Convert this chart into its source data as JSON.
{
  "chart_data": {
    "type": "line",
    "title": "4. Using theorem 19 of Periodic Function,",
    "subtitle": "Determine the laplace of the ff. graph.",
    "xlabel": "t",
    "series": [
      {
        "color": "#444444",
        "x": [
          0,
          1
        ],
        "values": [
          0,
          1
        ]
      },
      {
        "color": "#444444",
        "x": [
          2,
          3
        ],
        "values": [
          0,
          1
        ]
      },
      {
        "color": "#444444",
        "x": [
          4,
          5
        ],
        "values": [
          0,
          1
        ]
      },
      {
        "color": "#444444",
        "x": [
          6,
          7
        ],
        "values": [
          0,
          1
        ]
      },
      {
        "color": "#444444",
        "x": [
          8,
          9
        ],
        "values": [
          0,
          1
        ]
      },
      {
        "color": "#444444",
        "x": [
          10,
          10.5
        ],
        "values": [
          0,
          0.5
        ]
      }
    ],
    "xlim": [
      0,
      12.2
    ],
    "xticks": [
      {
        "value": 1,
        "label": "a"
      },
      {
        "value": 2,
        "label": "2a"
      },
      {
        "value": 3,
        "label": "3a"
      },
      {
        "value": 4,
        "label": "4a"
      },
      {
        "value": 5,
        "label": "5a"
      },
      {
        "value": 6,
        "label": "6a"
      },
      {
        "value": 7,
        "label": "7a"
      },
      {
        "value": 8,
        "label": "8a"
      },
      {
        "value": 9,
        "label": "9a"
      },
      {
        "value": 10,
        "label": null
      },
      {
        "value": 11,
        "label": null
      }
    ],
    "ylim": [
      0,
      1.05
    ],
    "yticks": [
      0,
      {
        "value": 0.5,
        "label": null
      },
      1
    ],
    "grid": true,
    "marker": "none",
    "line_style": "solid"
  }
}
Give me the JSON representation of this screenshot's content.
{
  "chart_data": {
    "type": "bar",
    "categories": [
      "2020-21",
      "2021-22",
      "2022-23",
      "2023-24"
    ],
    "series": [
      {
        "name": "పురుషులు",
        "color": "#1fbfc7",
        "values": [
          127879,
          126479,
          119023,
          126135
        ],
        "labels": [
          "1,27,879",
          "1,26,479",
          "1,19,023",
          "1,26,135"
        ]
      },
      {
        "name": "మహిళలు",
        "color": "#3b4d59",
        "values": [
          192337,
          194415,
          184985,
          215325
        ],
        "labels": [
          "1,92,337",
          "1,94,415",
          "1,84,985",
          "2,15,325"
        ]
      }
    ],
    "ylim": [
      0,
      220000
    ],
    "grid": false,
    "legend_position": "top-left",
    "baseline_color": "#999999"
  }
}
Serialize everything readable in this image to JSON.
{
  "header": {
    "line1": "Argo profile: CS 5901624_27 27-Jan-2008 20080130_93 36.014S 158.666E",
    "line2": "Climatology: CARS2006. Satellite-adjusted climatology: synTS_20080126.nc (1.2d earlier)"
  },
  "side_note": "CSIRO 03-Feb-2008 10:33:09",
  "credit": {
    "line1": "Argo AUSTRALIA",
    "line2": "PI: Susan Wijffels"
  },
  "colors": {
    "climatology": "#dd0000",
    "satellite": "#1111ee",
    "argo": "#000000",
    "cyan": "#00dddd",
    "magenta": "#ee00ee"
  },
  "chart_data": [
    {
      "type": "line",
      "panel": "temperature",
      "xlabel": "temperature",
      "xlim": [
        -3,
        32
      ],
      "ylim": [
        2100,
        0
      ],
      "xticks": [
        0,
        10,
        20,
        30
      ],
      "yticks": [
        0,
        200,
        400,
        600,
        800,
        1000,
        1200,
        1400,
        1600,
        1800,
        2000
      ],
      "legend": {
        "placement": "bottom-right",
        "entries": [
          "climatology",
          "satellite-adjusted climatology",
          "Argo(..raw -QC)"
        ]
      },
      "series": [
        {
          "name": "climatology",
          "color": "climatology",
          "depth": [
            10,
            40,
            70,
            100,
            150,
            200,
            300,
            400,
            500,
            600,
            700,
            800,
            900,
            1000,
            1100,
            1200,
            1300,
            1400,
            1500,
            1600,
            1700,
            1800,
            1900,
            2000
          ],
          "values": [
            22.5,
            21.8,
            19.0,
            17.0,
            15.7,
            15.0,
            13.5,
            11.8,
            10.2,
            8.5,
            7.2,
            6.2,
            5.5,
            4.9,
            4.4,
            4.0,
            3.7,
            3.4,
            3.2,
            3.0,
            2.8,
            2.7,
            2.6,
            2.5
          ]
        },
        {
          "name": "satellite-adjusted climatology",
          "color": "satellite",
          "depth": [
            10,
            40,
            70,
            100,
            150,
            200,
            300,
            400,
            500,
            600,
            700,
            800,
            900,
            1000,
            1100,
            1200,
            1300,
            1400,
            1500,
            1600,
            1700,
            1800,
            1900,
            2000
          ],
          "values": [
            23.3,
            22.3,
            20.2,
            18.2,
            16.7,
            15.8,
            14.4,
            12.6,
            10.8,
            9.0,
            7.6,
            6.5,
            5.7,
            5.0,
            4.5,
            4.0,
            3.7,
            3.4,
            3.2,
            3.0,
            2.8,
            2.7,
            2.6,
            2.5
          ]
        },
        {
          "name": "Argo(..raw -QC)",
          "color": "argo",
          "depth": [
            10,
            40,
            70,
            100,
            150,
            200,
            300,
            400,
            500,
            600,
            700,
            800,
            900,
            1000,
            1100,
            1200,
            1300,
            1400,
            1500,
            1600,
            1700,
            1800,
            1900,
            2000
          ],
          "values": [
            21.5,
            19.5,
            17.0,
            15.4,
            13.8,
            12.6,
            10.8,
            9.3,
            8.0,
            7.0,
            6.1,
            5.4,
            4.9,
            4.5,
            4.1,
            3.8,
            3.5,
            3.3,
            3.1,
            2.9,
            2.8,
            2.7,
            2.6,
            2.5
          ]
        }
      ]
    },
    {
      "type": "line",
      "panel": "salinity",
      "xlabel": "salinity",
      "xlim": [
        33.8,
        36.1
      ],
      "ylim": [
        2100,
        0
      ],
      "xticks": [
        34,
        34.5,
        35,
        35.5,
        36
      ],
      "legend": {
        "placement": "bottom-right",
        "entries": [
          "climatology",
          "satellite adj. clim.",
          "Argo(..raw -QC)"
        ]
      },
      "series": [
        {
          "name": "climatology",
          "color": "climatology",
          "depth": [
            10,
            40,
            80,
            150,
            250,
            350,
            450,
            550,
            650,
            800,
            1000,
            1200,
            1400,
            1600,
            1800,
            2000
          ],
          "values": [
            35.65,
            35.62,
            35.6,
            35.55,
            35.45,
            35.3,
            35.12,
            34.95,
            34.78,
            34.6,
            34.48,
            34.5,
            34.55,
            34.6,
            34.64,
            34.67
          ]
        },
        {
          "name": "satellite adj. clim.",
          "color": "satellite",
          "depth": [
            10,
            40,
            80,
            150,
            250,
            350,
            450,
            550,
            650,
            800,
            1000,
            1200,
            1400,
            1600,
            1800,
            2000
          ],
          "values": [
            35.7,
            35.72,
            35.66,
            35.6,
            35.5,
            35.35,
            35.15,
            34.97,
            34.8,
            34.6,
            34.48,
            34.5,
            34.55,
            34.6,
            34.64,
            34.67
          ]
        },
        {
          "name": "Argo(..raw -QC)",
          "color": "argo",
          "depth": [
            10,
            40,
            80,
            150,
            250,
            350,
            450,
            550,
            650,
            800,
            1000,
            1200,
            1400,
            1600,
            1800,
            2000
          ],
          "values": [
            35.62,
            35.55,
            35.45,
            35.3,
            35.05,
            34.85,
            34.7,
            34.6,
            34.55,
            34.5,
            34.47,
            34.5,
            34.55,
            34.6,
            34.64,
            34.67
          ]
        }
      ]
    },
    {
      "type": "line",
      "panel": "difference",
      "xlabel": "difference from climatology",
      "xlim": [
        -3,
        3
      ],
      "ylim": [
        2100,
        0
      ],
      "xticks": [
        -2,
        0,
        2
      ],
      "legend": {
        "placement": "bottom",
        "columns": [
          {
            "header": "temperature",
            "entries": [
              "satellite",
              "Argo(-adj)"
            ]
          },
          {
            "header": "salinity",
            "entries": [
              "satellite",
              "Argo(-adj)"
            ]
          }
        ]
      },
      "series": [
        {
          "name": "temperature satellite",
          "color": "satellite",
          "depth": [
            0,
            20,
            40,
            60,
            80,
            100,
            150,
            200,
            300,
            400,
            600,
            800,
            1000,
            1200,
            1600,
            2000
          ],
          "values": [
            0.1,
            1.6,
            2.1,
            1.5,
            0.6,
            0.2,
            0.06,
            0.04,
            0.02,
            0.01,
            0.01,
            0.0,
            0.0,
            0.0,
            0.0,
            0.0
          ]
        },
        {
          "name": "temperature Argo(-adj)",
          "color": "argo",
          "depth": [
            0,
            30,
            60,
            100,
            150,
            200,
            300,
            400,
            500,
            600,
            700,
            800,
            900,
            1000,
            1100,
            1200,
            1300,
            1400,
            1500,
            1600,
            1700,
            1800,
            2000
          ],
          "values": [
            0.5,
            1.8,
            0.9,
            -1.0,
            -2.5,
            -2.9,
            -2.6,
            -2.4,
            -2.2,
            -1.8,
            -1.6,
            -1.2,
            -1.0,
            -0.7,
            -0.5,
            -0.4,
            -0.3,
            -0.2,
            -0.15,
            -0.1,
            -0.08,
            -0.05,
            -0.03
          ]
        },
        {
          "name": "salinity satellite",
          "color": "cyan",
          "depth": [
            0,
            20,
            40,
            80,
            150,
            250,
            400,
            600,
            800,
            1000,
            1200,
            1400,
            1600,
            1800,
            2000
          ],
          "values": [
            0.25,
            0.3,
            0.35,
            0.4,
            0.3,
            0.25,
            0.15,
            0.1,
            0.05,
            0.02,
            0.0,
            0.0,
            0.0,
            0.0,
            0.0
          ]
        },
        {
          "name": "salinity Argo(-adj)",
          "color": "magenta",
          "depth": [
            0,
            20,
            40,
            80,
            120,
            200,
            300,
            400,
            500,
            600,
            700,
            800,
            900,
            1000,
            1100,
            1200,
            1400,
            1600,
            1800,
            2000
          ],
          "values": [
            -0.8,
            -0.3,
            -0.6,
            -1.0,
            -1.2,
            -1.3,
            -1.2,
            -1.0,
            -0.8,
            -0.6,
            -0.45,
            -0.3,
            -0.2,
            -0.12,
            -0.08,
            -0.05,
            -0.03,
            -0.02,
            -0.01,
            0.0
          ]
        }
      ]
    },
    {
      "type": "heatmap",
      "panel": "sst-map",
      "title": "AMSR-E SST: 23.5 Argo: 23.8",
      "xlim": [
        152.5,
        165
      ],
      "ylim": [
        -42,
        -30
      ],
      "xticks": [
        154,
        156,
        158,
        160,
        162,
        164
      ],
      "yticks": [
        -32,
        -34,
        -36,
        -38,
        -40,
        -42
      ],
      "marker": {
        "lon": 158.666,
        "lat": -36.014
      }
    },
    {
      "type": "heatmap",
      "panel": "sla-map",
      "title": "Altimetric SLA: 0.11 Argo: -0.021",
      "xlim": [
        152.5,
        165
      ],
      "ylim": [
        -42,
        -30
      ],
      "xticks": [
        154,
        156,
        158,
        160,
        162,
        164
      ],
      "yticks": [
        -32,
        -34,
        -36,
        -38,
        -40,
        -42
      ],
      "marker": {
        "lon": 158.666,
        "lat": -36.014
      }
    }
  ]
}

-------------------------

Extract, from the listing above, every line where the string "temperature" occurs.

      "panel": "temperature",
      "xlabel": "temperature",
            "header": "temperature",
          "name": "temperature satellite",
          "name": "temperature Argo(-adj)",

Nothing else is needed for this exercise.